#### What you need to do
Transcribe all the records exactly and omit any images they hold.

***

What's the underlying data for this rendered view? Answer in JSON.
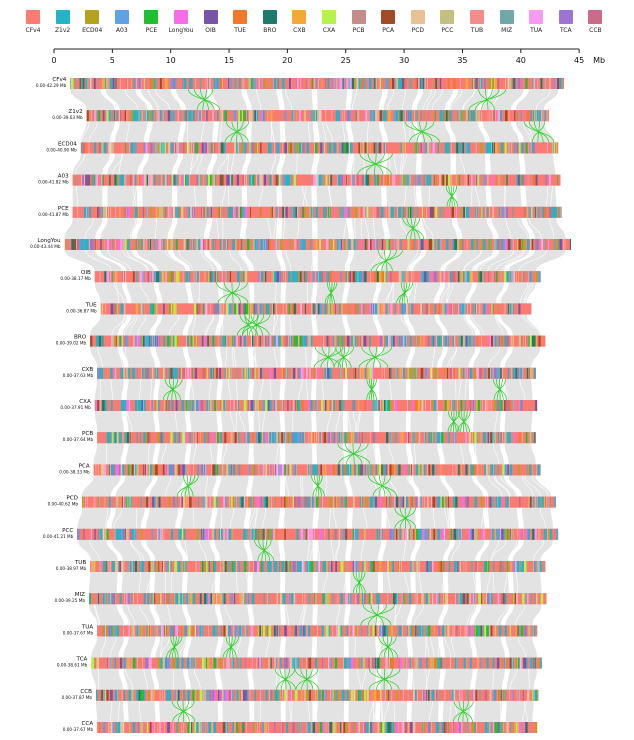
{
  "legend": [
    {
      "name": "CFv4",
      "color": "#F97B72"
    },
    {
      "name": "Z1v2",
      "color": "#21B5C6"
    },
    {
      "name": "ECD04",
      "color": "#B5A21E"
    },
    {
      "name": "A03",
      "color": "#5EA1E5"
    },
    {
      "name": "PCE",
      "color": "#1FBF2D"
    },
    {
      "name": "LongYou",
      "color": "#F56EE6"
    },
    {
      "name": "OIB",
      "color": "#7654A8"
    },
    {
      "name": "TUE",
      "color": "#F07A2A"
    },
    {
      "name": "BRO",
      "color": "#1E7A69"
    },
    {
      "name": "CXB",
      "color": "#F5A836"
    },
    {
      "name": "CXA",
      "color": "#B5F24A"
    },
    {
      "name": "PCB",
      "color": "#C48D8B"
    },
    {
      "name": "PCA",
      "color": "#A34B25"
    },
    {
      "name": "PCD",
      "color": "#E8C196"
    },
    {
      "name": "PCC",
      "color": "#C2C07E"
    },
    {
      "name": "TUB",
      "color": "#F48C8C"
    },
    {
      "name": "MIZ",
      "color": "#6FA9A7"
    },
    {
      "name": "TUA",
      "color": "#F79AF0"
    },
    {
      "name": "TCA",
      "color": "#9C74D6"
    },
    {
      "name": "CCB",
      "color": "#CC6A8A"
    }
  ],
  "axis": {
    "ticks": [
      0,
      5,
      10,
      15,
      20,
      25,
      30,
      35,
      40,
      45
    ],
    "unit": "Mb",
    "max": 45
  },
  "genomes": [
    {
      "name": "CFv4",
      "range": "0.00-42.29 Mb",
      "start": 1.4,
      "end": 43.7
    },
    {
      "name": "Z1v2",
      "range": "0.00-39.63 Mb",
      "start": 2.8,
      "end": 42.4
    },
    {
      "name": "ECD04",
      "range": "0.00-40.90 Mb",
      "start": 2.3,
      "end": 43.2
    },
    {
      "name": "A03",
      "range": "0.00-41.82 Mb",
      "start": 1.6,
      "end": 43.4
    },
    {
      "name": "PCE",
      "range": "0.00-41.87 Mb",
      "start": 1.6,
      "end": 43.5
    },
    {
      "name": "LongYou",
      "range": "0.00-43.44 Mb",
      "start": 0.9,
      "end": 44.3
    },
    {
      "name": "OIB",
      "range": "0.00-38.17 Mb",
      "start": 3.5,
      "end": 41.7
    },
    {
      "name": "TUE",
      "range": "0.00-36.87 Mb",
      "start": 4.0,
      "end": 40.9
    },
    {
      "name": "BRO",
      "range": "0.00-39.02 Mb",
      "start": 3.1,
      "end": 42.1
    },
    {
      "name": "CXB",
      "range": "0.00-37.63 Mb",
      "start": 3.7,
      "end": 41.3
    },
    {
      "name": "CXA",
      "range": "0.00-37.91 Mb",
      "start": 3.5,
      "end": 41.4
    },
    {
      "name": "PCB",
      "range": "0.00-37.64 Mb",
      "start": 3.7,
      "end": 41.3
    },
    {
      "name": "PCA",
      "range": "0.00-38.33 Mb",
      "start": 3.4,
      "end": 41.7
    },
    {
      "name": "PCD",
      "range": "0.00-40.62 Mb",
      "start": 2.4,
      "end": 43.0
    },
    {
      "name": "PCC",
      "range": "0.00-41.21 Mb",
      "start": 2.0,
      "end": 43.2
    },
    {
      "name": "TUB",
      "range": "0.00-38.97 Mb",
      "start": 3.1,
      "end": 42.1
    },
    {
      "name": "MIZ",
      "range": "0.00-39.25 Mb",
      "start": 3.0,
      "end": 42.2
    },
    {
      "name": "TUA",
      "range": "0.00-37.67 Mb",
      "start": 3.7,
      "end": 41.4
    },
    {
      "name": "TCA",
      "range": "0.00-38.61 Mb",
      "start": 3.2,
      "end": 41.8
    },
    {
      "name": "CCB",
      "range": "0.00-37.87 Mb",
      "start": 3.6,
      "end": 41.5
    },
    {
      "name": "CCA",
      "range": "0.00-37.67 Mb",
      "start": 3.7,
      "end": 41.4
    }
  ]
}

***

#### Response to this task
What's the underlying data for this rendered view? Answer in JSON.
{
  "legend": [
    {
      "name": "CFv4",
      "color": "#F97B72"
    },
    {
      "name": "Z1v2",
      "color": "#21B5C6"
    },
    {
      "name": "ECD04",
      "color": "#B5A21E"
    },
    {
      "name": "A03",
      "color": "#5EA1E5"
    },
    {
      "name": "PCE",
      "color": "#1FBF2D"
    },
    {
      "name": "LongYou",
      "color": "#F56EE6"
    },
    {
      "name": "OIB",
      "color": "#7654A8"
    },
    {
      "name": "TUE",
      "color": "#F07A2A"
    },
    {
      "name": "BRO",
      "color": "#1E7A69"
    },
    {
      "name": "CXB",
      "color": "#F5A836"
    },
    {
      "name": "CXA",
      "color": "#B5F24A"
    },
    {
      "name": "PCB",
      "color": "#C48D8B"
    },
    {
      "name": "PCA",
      "color": "#A34B25"
    },
    {
      "name": "PCD",
      "color": "#E8C196"
    },
    {
      "name": "PCC",
      "color": "#C2C07E"
    },
    {
      "name": "TUB",
      "color": "#F48C8C"
    },
    {
      "name": "MIZ",
      "color": "#6FA9A7"
    },
    {
      "name": "TUA",
      "color": "#F79AF0"
    },
    {
      "name": "TCA",
      "color": "#9C74D6"
    },
    {
      "name": "CCB",
      "color": "#CC6A8A"
    }
  ],
  "axis": {
    "ticks": [
      0,
      5,
      10,
      15,
      20,
      25,
      30,
      35,
      40,
      45
    ],
    "unit": "Mb",
    "max": 45
  },
  "genomes": [
    {
      "name": "CFv4",
      "range": "0.00-42.29 Mb",
      "start": 1.4,
      "end": 43.7
    },
    {
      "name": "Z1v2",
      "range": "0.00-39.63 Mb",
      "start": 2.8,
      "end": 42.4
    },
    {
      "name": "ECD04",
      "range": "0.00-40.90 Mb",
      "start": 2.3,
      "end": 43.2
    },
    {
      "name": "A03",
      "range": "0.00-41.82 Mb",
      "start": 1.6,
      "end": 43.4
    },
    {
      "name": "PCE",
      "range": "0.00-41.87 Mb",
      "start": 1.6,
      "end": 43.5
    },
    {
      "name": "LongYou",
      "range": "0.00-43.44 Mb",
      "start": 0.9,
      "end": 44.3
    },
    {
      "name": "OIB",
      "range": "0.00-38.17 Mb",
      "start": 3.5,
      "end": 41.7
    },
    {
      "name": "TUE",
      "range": "0.00-36.87 Mb",
      "start": 4.0,
      "end": 40.9
    },
    {
      "name": "BRO",
      "range": "0.00-39.02 Mb",
      "start": 3.1,
      "end": 42.1
    },
    {
      "name": "CXB",
      "range": "0.00-37.63 Mb",
      "start": 3.7,
      "end": 41.3
    },
    {
      "name": "CXA",
      "range": "0.00-37.91 Mb",
      "start": 3.5,
      "end": 41.4
    },
    {
      "name": "PCB",
      "range": "0.00-37.64 Mb",
      "start": 3.7,
      "end": 41.3
    },
    {
      "name": "PCA",
      "range": "0.00-38.33 Mb",
      "start": 3.4,
      "end": 41.7
    },
    {
      "name": "PCD",
      "range": "0.00-40.62 Mb",
      "start": 2.4,
      "end": 43.0
    },
    {
      "name": "PCC",
      "range": "0.00-41.21 Mb",
      "start": 2.0,
      "end": 43.2
    },
    {
      "name": "TUB",
      "range": "0.00-38.97 Mb",
      "start": 3.1,
      "end": 42.1
    },
    {
      "name": "MIZ",
      "range": "0.00-39.25 Mb",
      "start": 3.0,
      "end": 42.2
    },
    {
      "name": "TUA",
      "range": "0.00-37.67 Mb",
      "start": 3.7,
      "end": 41.4
    },
    {
      "name": "TCA",
      "range": "0.00-38.61 Mb",
      "start": 3.2,
      "end": 41.8
    },
    {
      "name": "CCB",
      "range": "0.00-37.87 Mb",
      "start": 3.6,
      "end": 41.5
    },
    {
      "name": "CCA",
      "range": "0.00-37.67 Mb",
      "start": 3.7,
      "end": 41.4
    }
  ]
}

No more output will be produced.